Exercise details: Extract the complete listing and repeat it word for word.

Given records:
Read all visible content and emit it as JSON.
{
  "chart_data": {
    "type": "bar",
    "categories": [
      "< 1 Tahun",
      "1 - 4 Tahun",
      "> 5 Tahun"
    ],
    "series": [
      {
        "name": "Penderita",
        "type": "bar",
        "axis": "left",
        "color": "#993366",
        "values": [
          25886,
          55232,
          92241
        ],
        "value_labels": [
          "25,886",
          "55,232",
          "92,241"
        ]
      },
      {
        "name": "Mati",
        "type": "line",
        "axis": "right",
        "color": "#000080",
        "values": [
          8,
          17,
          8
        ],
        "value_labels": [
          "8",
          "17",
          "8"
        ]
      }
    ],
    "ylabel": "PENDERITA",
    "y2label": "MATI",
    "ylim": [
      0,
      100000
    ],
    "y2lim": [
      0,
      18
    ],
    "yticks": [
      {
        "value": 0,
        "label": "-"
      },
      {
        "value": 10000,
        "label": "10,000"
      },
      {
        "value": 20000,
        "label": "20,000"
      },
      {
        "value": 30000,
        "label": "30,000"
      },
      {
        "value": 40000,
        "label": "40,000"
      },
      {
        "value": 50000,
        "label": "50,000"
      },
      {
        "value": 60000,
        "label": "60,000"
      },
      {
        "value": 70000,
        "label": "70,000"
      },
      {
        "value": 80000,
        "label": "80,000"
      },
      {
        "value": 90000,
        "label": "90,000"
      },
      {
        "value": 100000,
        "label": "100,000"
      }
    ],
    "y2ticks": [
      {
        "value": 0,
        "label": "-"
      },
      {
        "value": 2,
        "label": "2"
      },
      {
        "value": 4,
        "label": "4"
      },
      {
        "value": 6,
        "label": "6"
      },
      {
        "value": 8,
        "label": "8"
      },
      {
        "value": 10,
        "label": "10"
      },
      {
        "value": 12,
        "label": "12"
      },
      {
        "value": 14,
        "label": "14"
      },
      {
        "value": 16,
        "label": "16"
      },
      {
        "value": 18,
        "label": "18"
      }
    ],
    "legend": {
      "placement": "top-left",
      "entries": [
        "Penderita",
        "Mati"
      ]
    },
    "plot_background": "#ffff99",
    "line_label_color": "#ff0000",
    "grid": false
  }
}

Exercise output:
Read all visible content and emit it as JSON.
{
  "chart_data": {
    "type": "bar",
    "categories": [
      "< 1 Tahun",
      "1 - 4 Tahun",
      "> 5 Tahun"
    ],
    "series": [
      {
        "name": "Penderita",
        "type": "bar",
        "axis": "left",
        "color": "#993366",
        "values": [
          25886,
          55232,
          92241
        ],
        "value_labels": [
          "25,886",
          "55,232",
          "92,241"
        ]
      },
      {
        "name": "Mati",
        "type": "line",
        "axis": "right",
        "color": "#000080",
        "values": [
          8,
          17,
          8
        ],
        "value_labels": [
          "8",
          "17",
          "8"
        ]
      }
    ],
    "ylabel": "PENDERITA",
    "y2label": "MATI",
    "ylim": [
      0,
      100000
    ],
    "y2lim": [
      0,
      18
    ],
    "yticks": [
      {
        "value": 0,
        "label": "-"
      },
      {
        "value": 10000,
        "label": "10,000"
      },
      {
        "value": 20000,
        "label": "20,000"
      },
      {
        "value": 30000,
        "label": "30,000"
      },
      {
        "value": 40000,
        "label": "40,000"
      },
      {
        "value": 50000,
        "label": "50,000"
      },
      {
        "value": 60000,
        "label": "60,000"
      },
      {
        "value": 70000,
        "label": "70,000"
      },
      {
        "value": 80000,
        "label": "80,000"
      },
      {
        "value": 90000,
        "label": "90,000"
      },
      {
        "value": 100000,
        "label": "100,000"
      }
    ],
    "y2ticks": [
      {
        "value": 0,
        "label": "-"
      },
      {
        "value": 2,
        "label": "2"
      },
      {
        "value": 4,
        "label": "4"
      },
      {
        "value": 6,
        "label": "6"
      },
      {
        "value": 8,
        "label": "8"
      },
      {
        "value": 10,
        "label": "10"
      },
      {
        "value": 12,
        "label": "12"
      },
      {
        "value": 14,
        "label": "14"
      },
      {
        "value": 16,
        "label": "16"
      },
      {
        "value": 18,
        "label": "18"
      }
    ],
    "legend": {
      "placement": "top-left",
      "entries": [
        "Penderita",
        "Mati"
      ]
    },
    "plot_background": "#ffff99",
    "line_label_color": "#ff0000",
    "grid": false
  }
}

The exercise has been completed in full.